Task statement
Sort through the entries below and pull out lines containing the word "Unlimited".

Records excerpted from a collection
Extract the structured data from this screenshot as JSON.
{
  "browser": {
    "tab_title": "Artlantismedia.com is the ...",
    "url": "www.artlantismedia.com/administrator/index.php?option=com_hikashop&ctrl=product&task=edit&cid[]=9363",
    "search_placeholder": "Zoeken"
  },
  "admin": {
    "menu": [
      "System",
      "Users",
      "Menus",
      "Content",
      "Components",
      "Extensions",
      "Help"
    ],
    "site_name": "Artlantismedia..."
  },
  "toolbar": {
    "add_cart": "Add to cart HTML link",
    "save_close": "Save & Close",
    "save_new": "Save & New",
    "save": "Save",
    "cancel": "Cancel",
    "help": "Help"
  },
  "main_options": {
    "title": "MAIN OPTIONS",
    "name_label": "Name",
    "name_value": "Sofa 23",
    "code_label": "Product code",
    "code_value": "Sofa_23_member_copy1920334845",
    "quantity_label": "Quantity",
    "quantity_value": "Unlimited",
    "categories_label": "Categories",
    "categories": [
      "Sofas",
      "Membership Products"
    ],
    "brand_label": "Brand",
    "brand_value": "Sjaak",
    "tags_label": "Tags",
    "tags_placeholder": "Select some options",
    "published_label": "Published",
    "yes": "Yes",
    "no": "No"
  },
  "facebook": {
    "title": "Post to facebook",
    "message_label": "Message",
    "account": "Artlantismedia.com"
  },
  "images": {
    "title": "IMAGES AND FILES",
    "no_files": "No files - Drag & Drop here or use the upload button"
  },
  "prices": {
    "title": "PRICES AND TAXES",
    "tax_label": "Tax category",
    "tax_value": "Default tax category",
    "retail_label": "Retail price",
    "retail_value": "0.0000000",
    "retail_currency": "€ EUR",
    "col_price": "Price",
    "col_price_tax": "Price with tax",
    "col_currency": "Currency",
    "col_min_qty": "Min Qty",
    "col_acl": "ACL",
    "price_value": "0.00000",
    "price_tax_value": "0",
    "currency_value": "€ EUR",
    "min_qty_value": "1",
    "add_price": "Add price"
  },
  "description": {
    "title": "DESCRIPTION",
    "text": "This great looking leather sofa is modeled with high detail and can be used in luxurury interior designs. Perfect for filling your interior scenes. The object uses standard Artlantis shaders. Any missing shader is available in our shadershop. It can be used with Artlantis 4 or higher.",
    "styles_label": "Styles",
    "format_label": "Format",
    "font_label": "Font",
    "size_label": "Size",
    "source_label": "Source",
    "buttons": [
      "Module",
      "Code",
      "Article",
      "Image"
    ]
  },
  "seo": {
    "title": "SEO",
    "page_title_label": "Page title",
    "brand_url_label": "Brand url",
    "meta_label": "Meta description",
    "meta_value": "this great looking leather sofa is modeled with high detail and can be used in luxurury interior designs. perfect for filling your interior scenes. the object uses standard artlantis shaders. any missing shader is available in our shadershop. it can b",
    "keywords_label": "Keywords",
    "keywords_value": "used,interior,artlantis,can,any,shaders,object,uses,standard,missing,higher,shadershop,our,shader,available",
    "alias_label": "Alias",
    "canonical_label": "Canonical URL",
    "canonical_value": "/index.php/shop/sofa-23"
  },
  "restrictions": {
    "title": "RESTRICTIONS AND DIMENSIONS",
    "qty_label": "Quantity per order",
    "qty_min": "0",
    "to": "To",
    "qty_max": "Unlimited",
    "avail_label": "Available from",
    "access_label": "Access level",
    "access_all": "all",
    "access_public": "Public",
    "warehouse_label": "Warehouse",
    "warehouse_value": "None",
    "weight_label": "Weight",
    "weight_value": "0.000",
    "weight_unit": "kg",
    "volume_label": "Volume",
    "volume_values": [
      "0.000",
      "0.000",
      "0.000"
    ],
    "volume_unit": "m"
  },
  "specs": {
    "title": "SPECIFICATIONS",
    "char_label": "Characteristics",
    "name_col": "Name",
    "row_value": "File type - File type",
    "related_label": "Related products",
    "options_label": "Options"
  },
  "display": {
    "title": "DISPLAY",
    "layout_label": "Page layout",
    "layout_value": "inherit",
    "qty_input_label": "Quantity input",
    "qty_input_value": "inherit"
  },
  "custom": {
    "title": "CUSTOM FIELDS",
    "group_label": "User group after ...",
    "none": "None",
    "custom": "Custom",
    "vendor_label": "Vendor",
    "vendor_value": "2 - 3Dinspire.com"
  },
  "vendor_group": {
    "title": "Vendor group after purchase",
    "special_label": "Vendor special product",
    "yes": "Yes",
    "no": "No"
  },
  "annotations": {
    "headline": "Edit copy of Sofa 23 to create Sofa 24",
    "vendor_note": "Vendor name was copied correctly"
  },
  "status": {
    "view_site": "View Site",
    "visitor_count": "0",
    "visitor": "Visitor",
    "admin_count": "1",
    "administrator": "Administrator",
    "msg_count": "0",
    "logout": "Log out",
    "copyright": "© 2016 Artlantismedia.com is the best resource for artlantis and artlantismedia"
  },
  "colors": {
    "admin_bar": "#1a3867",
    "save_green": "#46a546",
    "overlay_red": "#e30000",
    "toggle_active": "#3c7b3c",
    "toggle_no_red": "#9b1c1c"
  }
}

Answer to the problem
    "quantity_value": "Unlimited",
    "qty_max": "Unlimited",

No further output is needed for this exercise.